■ **SHORT EXERCISE**
Every line from the one containing "Give me the" to the final line of the material below must be reproduced exactly; leave out all other lines.

■ **Recorded data**
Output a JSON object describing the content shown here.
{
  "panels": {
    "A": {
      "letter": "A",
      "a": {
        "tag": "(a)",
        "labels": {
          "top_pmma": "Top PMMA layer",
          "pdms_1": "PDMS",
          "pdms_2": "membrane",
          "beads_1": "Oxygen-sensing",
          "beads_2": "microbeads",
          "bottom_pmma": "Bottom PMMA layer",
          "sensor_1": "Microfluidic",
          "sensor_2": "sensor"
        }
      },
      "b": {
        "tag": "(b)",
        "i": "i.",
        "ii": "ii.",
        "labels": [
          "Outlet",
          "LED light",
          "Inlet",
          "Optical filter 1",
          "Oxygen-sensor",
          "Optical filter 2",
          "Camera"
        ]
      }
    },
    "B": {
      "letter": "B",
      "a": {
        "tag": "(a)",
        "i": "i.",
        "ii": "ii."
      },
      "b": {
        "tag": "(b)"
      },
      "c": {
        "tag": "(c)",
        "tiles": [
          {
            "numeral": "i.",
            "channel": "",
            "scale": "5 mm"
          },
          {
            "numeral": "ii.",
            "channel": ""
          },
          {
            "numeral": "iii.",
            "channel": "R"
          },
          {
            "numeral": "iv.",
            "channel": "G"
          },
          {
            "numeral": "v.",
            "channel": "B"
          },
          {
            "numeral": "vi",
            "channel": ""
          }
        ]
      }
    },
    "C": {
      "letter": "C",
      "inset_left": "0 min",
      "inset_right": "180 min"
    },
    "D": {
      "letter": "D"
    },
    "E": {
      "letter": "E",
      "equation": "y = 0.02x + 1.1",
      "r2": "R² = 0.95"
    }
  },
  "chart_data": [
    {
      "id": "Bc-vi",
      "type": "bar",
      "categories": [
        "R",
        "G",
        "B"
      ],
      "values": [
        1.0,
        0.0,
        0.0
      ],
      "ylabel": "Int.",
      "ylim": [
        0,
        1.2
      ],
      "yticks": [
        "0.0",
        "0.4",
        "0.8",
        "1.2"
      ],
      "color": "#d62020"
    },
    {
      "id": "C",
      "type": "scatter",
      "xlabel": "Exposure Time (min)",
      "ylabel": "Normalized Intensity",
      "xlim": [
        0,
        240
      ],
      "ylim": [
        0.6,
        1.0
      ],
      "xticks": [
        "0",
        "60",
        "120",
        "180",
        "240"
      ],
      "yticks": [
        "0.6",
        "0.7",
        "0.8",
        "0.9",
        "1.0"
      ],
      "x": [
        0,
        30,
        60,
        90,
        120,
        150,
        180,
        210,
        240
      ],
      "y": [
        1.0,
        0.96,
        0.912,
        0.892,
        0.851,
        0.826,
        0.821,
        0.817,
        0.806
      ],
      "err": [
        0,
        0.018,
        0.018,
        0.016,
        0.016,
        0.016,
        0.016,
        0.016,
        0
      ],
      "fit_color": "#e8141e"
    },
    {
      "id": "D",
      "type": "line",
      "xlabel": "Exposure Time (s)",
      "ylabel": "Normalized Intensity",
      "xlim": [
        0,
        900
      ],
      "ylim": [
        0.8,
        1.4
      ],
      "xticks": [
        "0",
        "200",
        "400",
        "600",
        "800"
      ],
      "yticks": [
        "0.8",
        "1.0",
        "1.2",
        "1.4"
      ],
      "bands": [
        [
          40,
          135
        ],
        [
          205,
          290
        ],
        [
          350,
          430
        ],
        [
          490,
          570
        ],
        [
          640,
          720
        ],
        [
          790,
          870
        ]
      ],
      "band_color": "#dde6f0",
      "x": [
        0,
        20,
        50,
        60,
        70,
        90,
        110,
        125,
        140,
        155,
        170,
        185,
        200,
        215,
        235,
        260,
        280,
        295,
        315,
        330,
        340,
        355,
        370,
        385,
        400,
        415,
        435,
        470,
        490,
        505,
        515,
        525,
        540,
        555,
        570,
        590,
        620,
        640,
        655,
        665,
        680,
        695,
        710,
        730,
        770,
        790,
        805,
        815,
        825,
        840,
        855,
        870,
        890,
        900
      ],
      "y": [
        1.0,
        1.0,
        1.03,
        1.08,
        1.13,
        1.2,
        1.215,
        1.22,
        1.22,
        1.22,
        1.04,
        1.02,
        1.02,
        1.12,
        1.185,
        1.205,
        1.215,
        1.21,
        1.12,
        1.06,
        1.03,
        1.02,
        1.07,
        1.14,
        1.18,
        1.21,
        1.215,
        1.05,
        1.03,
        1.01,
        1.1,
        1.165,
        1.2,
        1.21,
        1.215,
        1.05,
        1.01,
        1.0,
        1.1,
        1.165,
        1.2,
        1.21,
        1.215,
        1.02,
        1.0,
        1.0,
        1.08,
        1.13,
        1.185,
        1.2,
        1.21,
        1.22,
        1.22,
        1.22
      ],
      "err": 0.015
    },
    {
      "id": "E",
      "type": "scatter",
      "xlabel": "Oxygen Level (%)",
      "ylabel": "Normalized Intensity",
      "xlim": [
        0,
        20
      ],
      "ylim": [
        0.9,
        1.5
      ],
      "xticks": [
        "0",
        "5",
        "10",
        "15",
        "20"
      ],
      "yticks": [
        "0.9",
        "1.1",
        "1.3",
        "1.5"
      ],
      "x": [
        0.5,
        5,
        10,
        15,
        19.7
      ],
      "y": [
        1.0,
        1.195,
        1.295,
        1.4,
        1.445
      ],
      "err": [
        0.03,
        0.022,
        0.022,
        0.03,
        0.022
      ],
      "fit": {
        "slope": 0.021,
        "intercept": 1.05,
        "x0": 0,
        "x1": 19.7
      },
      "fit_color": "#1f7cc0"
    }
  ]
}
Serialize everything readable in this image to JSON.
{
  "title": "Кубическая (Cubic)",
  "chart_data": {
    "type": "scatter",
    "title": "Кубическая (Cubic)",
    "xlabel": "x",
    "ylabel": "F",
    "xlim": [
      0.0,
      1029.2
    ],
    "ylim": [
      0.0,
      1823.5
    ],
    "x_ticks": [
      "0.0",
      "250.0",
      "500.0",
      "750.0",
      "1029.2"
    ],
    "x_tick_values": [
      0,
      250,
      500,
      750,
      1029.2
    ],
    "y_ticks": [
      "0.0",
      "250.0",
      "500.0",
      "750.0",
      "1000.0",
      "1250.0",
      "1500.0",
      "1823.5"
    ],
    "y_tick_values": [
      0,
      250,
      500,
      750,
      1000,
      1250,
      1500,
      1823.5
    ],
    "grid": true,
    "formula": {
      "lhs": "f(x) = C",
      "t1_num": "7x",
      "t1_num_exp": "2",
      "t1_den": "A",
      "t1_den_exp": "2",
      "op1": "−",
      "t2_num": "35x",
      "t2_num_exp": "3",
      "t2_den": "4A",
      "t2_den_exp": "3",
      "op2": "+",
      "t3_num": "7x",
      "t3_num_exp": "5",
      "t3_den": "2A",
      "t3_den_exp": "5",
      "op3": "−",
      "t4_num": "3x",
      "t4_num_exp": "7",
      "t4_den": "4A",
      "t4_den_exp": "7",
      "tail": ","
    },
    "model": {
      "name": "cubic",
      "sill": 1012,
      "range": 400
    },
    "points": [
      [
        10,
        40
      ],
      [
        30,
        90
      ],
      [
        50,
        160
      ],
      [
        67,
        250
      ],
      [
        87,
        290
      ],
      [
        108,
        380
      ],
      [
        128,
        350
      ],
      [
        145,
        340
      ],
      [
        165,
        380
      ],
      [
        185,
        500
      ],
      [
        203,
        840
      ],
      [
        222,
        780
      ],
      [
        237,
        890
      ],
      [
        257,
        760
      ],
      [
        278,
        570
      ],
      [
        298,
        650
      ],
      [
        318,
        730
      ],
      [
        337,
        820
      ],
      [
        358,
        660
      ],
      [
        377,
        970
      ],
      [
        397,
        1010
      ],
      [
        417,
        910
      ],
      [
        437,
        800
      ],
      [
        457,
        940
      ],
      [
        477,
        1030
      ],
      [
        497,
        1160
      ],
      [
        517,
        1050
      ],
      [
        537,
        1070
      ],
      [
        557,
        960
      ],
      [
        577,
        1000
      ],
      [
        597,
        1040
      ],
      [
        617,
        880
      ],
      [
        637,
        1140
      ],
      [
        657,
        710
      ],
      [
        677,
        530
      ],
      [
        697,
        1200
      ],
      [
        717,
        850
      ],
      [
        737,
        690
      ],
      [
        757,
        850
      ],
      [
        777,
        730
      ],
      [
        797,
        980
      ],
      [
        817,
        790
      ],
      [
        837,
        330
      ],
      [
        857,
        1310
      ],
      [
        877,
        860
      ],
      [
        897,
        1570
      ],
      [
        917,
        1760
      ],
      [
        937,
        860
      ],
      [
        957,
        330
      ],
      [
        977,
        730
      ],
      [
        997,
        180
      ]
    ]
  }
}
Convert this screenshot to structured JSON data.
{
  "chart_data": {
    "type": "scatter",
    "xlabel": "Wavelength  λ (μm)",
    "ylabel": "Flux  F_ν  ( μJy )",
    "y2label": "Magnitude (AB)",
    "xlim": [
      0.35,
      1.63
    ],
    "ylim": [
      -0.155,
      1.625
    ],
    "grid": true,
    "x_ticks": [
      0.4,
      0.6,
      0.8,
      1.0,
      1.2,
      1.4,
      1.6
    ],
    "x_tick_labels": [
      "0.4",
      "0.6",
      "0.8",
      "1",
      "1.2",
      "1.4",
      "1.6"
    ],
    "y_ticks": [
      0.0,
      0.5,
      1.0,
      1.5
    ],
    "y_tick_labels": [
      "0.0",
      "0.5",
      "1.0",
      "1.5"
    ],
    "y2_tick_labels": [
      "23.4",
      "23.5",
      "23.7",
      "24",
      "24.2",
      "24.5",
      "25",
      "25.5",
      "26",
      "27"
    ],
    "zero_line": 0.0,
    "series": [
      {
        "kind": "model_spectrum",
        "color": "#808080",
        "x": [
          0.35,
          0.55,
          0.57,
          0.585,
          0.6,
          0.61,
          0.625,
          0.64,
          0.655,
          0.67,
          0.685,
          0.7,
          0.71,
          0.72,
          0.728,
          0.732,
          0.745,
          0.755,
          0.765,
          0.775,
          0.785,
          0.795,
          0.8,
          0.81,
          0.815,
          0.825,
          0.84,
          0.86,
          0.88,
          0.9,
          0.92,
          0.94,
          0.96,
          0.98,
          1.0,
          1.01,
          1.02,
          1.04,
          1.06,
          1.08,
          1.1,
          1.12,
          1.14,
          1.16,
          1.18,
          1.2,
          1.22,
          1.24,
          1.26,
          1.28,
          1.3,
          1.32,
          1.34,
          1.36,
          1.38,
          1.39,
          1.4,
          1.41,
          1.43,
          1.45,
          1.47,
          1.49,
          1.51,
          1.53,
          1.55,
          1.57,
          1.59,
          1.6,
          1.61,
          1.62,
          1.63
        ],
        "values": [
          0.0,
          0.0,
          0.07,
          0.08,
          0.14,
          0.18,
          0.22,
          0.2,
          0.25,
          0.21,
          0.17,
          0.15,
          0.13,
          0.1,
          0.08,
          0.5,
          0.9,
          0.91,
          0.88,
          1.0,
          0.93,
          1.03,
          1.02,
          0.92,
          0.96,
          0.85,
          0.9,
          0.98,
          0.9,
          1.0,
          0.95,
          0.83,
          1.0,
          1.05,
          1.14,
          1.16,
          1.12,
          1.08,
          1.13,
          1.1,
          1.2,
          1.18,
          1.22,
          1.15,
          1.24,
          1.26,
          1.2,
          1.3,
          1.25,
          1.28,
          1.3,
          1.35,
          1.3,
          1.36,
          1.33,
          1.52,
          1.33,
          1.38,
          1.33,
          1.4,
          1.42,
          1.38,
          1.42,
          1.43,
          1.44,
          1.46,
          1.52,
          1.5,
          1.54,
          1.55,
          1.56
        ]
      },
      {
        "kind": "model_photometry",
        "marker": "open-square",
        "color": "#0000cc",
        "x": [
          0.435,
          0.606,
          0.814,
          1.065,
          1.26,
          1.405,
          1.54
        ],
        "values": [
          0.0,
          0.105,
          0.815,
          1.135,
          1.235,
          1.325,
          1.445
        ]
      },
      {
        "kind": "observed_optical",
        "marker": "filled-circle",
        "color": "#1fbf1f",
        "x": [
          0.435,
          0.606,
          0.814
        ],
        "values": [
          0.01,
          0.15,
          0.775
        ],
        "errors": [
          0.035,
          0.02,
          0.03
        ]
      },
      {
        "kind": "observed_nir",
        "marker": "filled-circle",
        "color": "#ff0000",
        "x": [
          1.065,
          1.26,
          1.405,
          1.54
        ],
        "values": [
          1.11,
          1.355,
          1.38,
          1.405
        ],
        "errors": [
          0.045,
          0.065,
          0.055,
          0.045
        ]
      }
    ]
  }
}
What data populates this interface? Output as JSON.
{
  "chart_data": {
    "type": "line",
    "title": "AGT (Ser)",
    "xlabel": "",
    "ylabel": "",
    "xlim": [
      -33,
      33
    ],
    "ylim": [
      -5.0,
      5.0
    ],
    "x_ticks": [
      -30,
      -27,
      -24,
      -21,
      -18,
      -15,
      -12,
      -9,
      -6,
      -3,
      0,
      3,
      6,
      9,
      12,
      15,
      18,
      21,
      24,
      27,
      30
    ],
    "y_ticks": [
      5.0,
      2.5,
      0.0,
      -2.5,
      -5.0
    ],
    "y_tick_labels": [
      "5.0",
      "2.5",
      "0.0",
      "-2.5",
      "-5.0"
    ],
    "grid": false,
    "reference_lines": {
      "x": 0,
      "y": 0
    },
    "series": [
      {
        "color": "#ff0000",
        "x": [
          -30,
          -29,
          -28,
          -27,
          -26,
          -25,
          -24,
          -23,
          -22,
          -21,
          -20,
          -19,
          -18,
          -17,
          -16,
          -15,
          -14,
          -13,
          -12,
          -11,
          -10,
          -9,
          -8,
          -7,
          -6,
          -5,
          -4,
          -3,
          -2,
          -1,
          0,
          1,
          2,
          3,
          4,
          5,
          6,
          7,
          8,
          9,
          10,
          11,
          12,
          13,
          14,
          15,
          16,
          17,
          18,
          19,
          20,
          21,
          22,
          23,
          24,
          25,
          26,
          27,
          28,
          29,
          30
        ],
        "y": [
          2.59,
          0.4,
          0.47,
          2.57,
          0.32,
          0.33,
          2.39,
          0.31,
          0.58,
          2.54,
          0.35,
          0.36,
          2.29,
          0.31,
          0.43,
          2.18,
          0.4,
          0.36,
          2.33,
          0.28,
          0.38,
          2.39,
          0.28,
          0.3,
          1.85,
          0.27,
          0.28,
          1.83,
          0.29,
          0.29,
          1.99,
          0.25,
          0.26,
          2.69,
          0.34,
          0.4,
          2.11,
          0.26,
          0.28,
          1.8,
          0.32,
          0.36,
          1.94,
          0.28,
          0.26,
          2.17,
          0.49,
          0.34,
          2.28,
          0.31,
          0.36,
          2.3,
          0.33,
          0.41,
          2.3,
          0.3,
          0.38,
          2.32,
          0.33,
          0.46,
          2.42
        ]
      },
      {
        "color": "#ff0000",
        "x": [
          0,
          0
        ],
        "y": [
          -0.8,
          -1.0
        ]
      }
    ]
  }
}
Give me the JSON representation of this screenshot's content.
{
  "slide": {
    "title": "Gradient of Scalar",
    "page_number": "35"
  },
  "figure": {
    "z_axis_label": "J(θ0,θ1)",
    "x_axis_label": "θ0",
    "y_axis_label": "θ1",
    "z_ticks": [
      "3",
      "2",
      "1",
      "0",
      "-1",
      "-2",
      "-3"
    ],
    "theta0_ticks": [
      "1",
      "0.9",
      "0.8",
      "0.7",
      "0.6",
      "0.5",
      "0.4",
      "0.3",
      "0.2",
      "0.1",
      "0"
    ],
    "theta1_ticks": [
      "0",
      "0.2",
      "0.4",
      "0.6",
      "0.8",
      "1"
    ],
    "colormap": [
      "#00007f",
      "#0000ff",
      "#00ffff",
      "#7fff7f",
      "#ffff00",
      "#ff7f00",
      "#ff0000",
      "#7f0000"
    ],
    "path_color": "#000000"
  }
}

■ **ANSWER TO THE TASK**
Give me the JSON representation of this screenshot's content.
{
  "slide": {
    "title": "Gradient of Scalar",
    "page_number": "35"
  },
  "figure": {
    "z_axis_label": "J(θ0,θ1)",
    "x_axis_label": "θ0",
    "y_axis_label": "θ1",
    "z_ticks": [
      "3",
      "2",
      "1",
      "0",
      "-1",
      "-2",
      "-3"
    ],
    "theta0_ticks": [
      "1",
      "0.9",
      "0.8",
      "0.7",
      "0.6",
      "0.5",
      "0.4",
      "0.3",
      "0.2",
      "0.1",
      "0"
    ],
    "theta1_ticks": [
      "0",
      "0.2",
      "0.4",
      "0.6",
      "0.8",
      "1"
    ],
    "colormap": [
      "#00007f",
      "#0000ff",
      "#00ffff",
      "#7fff7f",
      "#ffff00",
      "#ff7f00",
      "#ff0000",
      "#7f0000"
    ],
    "path_color": "#000000"
  }
}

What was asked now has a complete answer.